#### [TRECHO DO DOCUMENTO]
Abrindo
a edição de maio de 1866 da REVISTA ESPÍRITA, Allan
Kardec publica interessante matéria com que procura responder a
pergunta feita por muitos: Como é que Deus, tão grande, tão poderoso,
tão superior a tudo, pode imiscuir-se em detalhes ínfimos, preocupar-se com os
menores atos e os menores pensamentos de cada indivíduo? Como sempre, o
pesquisador e educador oculto no pseudônimo Allan Kardec desenvolve
uma série de argumentos extremamente sensatos e lógicos. Escreve: -“Em
seu estado atual de inferioridade, só dificilmente os homens podem compreender
Deus infinito, porque eles próprios são finitos, limitados, razão por que o
imaginam finito e limitado como eles mesmos; representando-o como um ser
circunscrito, dele fazem uma imagem à sua semelhança. Pintando-o com traços
humanos, nossos quadros não contribuem pouco para alimentar este erro no
espírito das massas, que nele mais adoram a forma que o pensamento. É para o
maior número um soberano poderoso, sobre um trono inacessível, perdido na
imensidade dos céus, e porque suas faculdades e percepções são restritas não
compreendem que Deus possa ou haja por bem intervir diretamente nas menores
coisas. Na incapacidade em que se acha o homem de compreender a essência mesma
da Divindade, desta não pode fazer senão uma ideia aproximada, auxiliado por
comparações necessariamente muito imperfeitas, mas que podem, ao menos,
mostrar-lhe a possibilidade do que, à primeira vista, lhe parece impossível.
Suponhamos um fluido bastante sutil para penetrar todos os corpos. É evidente
que cada molécula desse fluido produzirá sobre cada molécula da matéria com a
qual está em contato uma ação idêntica à que produziria a totalidade do fluido.

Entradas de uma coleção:
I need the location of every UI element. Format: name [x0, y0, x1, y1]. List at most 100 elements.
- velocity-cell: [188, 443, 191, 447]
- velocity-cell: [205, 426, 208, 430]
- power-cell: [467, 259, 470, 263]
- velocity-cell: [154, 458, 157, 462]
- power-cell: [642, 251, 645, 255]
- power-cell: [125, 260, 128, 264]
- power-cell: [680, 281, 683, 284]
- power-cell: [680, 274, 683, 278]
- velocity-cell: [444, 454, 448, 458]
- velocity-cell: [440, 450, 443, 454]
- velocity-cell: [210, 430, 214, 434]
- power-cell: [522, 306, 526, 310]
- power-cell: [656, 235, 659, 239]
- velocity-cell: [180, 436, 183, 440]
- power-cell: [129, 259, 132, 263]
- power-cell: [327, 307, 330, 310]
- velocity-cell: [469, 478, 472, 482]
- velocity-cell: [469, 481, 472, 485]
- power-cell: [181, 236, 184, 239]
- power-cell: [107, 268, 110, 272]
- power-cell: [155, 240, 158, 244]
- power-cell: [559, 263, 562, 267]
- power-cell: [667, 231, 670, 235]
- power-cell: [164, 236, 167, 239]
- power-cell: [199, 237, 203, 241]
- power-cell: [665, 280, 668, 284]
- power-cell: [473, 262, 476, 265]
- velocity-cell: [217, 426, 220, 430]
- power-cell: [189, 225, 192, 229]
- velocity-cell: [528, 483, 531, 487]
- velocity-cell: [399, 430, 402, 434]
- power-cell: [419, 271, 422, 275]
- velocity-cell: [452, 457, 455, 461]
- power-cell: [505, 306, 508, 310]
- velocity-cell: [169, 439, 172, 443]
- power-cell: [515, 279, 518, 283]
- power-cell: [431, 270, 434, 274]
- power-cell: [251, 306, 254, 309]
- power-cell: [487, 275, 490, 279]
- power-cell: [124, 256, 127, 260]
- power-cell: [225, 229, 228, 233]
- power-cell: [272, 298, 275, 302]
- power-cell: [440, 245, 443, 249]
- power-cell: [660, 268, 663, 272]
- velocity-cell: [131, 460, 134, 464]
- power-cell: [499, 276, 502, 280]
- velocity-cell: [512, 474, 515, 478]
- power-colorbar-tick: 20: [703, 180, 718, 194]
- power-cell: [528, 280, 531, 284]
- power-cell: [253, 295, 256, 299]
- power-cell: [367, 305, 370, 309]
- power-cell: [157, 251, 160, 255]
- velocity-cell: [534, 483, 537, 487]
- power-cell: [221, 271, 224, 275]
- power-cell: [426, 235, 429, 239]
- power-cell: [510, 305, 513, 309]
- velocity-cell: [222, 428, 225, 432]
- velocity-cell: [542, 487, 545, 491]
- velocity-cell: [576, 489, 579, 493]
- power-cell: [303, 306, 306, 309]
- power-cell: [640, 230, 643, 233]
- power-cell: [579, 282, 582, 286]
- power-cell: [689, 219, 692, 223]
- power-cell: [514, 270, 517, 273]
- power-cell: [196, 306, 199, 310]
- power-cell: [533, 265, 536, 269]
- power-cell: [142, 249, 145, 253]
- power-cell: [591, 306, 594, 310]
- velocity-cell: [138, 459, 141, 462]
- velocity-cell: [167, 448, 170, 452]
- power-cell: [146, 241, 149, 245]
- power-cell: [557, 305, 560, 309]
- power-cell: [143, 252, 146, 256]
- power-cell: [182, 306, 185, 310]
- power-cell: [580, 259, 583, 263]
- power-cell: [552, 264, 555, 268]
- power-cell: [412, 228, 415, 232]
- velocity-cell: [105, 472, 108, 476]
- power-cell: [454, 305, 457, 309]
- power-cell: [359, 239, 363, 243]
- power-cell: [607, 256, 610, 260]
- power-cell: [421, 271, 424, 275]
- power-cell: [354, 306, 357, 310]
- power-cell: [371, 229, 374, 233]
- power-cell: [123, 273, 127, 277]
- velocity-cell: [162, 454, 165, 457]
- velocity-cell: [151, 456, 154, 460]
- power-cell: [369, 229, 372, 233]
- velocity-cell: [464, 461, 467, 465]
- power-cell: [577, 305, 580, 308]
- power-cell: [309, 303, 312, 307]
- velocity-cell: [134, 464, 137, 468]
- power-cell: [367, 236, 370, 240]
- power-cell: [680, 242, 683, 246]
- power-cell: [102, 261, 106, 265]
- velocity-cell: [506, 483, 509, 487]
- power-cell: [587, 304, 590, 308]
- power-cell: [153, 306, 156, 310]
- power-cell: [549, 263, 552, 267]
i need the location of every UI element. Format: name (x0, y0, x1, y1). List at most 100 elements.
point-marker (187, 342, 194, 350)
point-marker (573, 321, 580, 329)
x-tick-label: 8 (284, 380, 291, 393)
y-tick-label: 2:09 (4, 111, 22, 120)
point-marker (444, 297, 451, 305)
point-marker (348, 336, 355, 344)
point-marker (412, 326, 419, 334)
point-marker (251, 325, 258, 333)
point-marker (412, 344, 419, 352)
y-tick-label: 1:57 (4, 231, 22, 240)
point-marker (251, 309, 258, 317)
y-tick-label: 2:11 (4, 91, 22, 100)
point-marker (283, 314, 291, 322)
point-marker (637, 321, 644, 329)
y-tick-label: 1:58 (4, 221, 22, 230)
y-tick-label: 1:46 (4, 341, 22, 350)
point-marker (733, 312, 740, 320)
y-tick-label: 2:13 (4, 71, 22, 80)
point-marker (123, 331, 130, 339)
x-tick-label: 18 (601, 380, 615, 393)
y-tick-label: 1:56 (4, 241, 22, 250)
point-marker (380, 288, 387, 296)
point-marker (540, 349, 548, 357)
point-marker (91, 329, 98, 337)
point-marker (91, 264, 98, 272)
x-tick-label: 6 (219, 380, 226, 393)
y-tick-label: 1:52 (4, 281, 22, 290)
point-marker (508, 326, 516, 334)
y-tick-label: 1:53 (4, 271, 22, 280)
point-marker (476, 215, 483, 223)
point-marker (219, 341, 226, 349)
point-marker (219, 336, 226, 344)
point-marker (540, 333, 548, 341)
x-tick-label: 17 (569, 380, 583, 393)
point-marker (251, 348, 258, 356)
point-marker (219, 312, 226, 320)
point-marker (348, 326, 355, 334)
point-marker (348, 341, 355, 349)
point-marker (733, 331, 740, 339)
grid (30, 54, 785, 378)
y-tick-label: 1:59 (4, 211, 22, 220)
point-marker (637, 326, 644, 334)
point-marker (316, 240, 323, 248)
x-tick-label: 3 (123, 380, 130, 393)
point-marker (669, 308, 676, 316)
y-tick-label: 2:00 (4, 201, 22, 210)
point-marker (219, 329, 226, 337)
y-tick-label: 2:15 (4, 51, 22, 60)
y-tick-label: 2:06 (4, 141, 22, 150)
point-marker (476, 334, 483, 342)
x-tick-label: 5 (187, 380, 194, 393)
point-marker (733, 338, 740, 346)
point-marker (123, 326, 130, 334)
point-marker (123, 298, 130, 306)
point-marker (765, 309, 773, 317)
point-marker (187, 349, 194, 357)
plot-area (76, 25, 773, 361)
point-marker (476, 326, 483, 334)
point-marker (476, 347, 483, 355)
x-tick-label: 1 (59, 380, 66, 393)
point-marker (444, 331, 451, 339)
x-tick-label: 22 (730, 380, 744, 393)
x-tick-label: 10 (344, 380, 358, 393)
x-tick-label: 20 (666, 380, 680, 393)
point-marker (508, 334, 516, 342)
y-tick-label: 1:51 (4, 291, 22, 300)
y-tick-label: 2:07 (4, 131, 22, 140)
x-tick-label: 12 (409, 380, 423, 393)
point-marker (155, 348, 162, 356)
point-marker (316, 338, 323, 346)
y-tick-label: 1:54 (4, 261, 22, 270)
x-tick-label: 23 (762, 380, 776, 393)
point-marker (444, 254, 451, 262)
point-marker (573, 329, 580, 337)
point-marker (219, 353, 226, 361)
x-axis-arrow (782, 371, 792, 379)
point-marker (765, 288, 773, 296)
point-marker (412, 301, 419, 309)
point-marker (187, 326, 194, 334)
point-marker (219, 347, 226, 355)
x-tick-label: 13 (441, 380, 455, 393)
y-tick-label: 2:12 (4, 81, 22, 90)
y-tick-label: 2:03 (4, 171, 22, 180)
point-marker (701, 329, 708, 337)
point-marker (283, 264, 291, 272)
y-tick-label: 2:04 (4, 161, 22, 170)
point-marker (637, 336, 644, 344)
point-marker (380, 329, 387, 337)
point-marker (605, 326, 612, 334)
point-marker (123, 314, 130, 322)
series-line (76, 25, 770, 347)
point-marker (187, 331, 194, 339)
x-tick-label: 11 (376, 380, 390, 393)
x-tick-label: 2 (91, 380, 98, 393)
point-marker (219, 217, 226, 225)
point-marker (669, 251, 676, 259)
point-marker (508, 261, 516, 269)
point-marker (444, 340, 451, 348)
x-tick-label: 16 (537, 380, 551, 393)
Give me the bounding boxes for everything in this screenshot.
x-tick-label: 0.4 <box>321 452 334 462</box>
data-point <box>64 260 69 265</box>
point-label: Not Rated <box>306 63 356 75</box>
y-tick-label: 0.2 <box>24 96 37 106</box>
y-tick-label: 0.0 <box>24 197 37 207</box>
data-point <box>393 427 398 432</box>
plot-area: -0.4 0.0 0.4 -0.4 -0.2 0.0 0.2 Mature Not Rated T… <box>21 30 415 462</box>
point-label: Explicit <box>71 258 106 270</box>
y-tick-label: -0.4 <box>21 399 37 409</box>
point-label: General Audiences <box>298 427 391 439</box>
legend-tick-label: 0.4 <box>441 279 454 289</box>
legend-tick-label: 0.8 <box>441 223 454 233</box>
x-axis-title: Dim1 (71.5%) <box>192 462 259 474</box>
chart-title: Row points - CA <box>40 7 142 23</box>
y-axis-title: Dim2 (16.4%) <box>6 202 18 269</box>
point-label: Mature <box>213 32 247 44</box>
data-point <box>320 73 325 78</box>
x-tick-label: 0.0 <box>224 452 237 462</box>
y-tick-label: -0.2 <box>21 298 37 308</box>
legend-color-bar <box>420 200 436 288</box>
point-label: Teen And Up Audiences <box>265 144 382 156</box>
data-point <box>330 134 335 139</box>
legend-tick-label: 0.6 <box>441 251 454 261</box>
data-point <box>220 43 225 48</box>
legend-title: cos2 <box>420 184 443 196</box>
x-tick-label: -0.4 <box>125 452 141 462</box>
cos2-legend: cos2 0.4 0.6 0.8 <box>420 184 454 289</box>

#### [OBJETIVO]
No trecho do documento sobre a Revista Espírita, liste as qualidades atribuídas a Deus, cada uma precedida de "tão", na pergunta que Kardec procura responder.

#### [RESPOSTA ESCRITA]
- grande
- poderoso
- superior a tudo